WHAT THE TASK REQUIRES: Restate every line of the material, word for word.

** Begin GIVEN ENTRIES **

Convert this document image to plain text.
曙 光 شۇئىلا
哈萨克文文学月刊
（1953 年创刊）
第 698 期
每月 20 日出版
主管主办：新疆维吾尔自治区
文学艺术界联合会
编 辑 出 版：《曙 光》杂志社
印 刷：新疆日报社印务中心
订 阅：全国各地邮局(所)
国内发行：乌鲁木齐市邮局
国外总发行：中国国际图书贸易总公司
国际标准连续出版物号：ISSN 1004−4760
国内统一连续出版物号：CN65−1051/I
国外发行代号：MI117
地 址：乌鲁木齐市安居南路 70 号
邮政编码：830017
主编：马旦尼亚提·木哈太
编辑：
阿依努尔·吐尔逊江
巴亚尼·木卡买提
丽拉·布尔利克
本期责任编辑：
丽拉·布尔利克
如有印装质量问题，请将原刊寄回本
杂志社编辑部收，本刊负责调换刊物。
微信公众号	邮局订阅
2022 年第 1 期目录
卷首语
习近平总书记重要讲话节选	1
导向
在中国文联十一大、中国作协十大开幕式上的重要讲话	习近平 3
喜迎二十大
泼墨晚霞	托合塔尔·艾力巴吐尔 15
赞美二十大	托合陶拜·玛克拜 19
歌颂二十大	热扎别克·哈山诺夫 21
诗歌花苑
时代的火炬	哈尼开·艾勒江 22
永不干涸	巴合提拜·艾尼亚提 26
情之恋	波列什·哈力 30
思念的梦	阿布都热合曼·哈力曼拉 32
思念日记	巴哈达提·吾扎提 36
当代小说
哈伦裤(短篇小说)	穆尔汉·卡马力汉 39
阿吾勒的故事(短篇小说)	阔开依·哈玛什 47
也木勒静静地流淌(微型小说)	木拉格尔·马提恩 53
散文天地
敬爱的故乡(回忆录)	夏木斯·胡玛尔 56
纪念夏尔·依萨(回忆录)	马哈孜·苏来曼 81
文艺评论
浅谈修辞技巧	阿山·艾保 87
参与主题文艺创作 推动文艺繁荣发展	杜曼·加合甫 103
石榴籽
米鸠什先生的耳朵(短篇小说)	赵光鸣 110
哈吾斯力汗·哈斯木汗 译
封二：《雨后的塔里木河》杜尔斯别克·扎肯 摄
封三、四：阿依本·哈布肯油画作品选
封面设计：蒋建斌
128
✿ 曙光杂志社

** End GIVEN ENTRIES **

RESPONSE TO THIS EXERCISE:
Convert this document image to plain text.
曙 光 شۇئىلا
哈萨克文文学月刊
（1953 年创刊）
第 698 期
每月 20 日出版
主管主办：新疆维吾尔自治区
文学艺术界联合会
编 辑 出 版：《曙 光》杂志社
印 刷：新疆日报社印务中心
订 阅：全国各地邮局(所)
国内发行：乌鲁木齐市邮局
国外总发行：中国国际图书贸易总公司
国际标准连续出版物号：ISSN 1004−4760
国内统一连续出版物号：CN65−1051/I
国外发行代号：MI117
地 址：乌鲁木齐市安居南路 70 号
邮政编码：830017
主编：马旦尼亚提·木哈太
编辑：
阿依努尔·吐尔逊江
巴亚尼·木卡买提
丽拉·布尔利克
本期责任编辑：
丽拉·布尔利克
如有印装质量问题，请将原刊寄回本
杂志社编辑部收，本刊负责调换刊物。
微信公众号	邮局订阅
2022 年第 1 期目录
卷首语
习近平总书记重要讲话节选	1
导向
在中国文联十一大、中国作协十大开幕式上的重要讲话	习近平 3
喜迎二十大
泼墨晚霞	托合塔尔·艾力巴吐尔 15
赞美二十大	托合陶拜·玛克拜 19
歌颂二十大	热扎别克·哈山诺夫 21
诗歌花苑
时代的火炬	哈尼开·艾勒江 22
永不干涸	巴合提拜·艾尼亚提 26
情之恋	波列什·哈力 30
思念的梦	阿布都热合曼·哈力曼拉 32
思念日记	巴哈达提·吾扎提 36
当代小说
哈伦裤(短篇小说)	穆尔汉·卡马力汉 39
阿吾勒的故事(短篇小说)	阔开依·哈玛什 47
也木勒静静地流淌(微型小说)	木拉格尔·马提恩 53
散文天地
敬爱的故乡(回忆录)	夏木斯·胡玛尔 56
纪念夏尔·依萨(回忆录)	马哈孜·苏来曼 81
文艺评论
浅谈修辞技巧	阿山·艾保 87
参与主题文艺创作 推动文艺繁荣发展	杜曼·加合甫 103
石榴籽
米鸠什先生的耳朵(短篇小说)	赵光鸣 110
哈吾斯力汗·哈斯木汗 译
封二：《雨后的塔里木河》杜尔斯别克·扎肯 摄
封三、四：阿依本·哈布肯油画作品选
封面设计：蒋建斌
128
✿ 曙光杂志社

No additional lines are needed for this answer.